A block of data
— BEGIN —

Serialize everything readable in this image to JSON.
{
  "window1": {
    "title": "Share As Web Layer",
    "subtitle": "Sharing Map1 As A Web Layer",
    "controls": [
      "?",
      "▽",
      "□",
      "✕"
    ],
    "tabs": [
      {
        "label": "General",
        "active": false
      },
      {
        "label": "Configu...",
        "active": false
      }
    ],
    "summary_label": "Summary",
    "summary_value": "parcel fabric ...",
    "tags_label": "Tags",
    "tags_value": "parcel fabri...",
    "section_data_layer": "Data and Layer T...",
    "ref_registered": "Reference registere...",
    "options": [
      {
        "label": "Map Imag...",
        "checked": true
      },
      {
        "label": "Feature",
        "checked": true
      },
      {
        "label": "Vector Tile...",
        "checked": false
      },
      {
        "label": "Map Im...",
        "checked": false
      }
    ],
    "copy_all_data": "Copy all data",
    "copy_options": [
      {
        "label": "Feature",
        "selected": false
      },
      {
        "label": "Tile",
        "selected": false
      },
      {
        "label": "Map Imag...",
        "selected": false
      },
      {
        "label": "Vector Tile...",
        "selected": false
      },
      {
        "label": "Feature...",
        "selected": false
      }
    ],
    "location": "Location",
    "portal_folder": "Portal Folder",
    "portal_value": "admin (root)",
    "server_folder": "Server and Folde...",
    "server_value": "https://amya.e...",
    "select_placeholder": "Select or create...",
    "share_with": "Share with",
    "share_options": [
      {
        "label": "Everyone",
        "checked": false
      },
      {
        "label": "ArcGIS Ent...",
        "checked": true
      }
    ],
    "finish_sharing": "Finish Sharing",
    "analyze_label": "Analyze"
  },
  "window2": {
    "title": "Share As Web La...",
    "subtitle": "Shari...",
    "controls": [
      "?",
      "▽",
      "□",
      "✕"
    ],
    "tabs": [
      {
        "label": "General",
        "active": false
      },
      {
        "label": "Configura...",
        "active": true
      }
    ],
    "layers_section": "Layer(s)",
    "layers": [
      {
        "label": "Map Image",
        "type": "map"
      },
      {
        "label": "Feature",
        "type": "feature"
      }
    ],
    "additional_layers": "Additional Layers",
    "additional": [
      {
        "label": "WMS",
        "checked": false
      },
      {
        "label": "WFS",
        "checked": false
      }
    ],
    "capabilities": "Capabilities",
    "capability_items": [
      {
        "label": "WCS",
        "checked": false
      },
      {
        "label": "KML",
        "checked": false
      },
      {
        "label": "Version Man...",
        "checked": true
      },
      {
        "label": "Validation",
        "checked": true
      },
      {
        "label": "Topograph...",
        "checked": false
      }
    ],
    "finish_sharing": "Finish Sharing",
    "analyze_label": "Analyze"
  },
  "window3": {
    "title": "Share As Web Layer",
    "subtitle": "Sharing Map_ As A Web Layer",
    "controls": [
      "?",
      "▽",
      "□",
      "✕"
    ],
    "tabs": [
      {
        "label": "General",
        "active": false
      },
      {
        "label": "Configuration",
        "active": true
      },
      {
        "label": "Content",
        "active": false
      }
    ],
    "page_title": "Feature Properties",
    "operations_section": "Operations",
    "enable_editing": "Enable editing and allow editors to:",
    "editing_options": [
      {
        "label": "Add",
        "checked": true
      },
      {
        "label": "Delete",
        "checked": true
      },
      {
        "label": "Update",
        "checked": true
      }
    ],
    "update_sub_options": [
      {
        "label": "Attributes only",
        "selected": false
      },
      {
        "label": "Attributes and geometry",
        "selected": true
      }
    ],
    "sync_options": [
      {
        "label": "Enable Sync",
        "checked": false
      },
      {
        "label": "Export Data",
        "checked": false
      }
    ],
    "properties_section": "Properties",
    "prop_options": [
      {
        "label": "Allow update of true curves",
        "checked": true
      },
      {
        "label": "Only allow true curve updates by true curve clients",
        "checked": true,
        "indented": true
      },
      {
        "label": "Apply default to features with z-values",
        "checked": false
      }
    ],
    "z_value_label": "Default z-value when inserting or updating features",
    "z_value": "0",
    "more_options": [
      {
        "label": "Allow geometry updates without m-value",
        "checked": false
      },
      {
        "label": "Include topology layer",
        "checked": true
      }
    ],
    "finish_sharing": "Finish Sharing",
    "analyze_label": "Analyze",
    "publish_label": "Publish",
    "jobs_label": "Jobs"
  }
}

— END —

**REQUIREMENT:** Write the whole listing out again. Keep every line exactly as it is.

**EXERCISE RESULT:**
Serialize everything readable in this image to JSON.
{
  "window1": {
    "title": "Share As Web Layer",
    "subtitle": "Sharing Map1 As A Web Layer",
    "controls": [
      "?",
      "▽",
      "□",
      "✕"
    ],
    "tabs": [
      {
        "label": "General",
        "active": false
      },
      {
        "label": "Configu...",
        "active": false
      }
    ],
    "summary_label": "Summary",
    "summary_value": "parcel fabric ...",
    "tags_label": "Tags",
    "tags_value": "parcel fabri...",
    "section_data_layer": "Data and Layer T...",
    "ref_registered": "Reference registere...",
    "options": [
      {
        "label": "Map Imag...",
        "checked": true
      },
      {
        "label": "Feature",
        "checked": true
      },
      {
        "label": "Vector Tile...",
        "checked": false
      },
      {
        "label": "Map Im...",
        "checked": false
      }
    ],
    "copy_all_data": "Copy all data",
    "copy_options": [
      {
        "label": "Feature",
        "selected": false
      },
      {
        "label": "Tile",
        "selected": false
      },
      {
        "label": "Map Imag...",
        "selected": false
      },
      {
        "label": "Vector Tile...",
        "selected": false
      },
      {
        "label": "Feature...",
        "selected": false
      }
    ],
    "location": "Location",
    "portal_folder": "Portal Folder",
    "portal_value": "admin (root)",
    "server_folder": "Server and Folde...",
    "server_value": "https://amya.e...",
    "select_placeholder": "Select or create...",
    "share_with": "Share with",
    "share_options": [
      {
        "label": "Everyone",
        "checked": false
      },
      {
        "label": "ArcGIS Ent...",
        "checked": true
      }
    ],
    "finish_sharing": "Finish Sharing",
    "analyze_label": "Analyze"
  },
  "window2": {
    "title": "Share As Web La...",
    "subtitle": "Shari...",
    "controls": [
      "?",
      "▽",
      "□",
      "✕"
    ],
    "tabs": [
      {
        "label": "General",
        "active": false
      },
      {
        "label": "Configura...",
        "active": true
      }
    ],
    "layers_section": "Layer(s)",
    "layers": [
      {
        "label": "Map Image",
        "type": "map"
      },
      {
        "label": "Feature",
        "type": "feature"
      }
    ],
    "additional_layers": "Additional Layers",
    "additional": [
      {
        "label": "WMS",
        "checked": false
      },
      {
        "label": "WFS",
        "checked": false
      }
    ],
    "capabilities": "Capabilities",
    "capability_items": [
      {
        "label": "WCS",
        "checked": false
      },
      {
        "label": "KML",
        "checked": false
      },
      {
        "label": "Version Man...",
        "checked": true
      },
      {
        "label": "Validation",
        "checked": true
      },
      {
        "label": "Topograph...",
        "checked": false
      }
    ],
    "finish_sharing": "Finish Sharing",
    "analyze_label": "Analyze"
  },
  "window3": {
    "title": "Share As Web Layer",
    "subtitle": "Sharing Map_ As A Web Layer",
    "controls": [
      "?",
      "▽",
      "□",
      "✕"
    ],
    "tabs": [
      {
        "label": "General",
        "active": false
      },
      {
        "label": "Configuration",
        "active": true
      },
      {
        "label": "Content",
        "active": false
      }
    ],
    "page_title": "Feature Properties",
    "operations_section": "Operations",
    "enable_editing": "Enable editing and allow editors to:",
    "editing_options": [
      {
        "label": "Add",
        "checked": true
      },
      {
        "label": "Delete",
        "checked": true
      },
      {
        "label": "Update",
        "checked": true
      }
    ],
    "update_sub_options": [
      {
        "label": "Attributes only",
        "selected": false
      },
      {
        "label": "Attributes and geometry",
        "selected": true
      }
    ],
    "sync_options": [
      {
        "label": "Enable Sync",
        "checked": false
      },
      {
        "label": "Export Data",
        "checked": false
      }
    ],
    "properties_section": "Properties",
    "prop_options": [
      {
        "label": "Allow update of true curves",
        "checked": true
      },
      {
        "label": "Only allow true curve updates by true curve clients",
        "checked": true,
        "indented": true
      },
      {
        "label": "Apply default to features with z-values",
        "checked": false
      }
    ],
    "z_value_label": "Default z-value when inserting or updating features",
    "z_value": "0",
    "more_options": [
      {
        "label": "Allow geometry updates without m-value",
        "checked": false
      },
      {
        "label": "Include topology layer",
        "checked": true
      }
    ],
    "finish_sharing": "Finish Sharing",
    "analyze_label": "Analyze",
    "publish_label": "Publish",
    "jobs_label": "Jobs"
  }
}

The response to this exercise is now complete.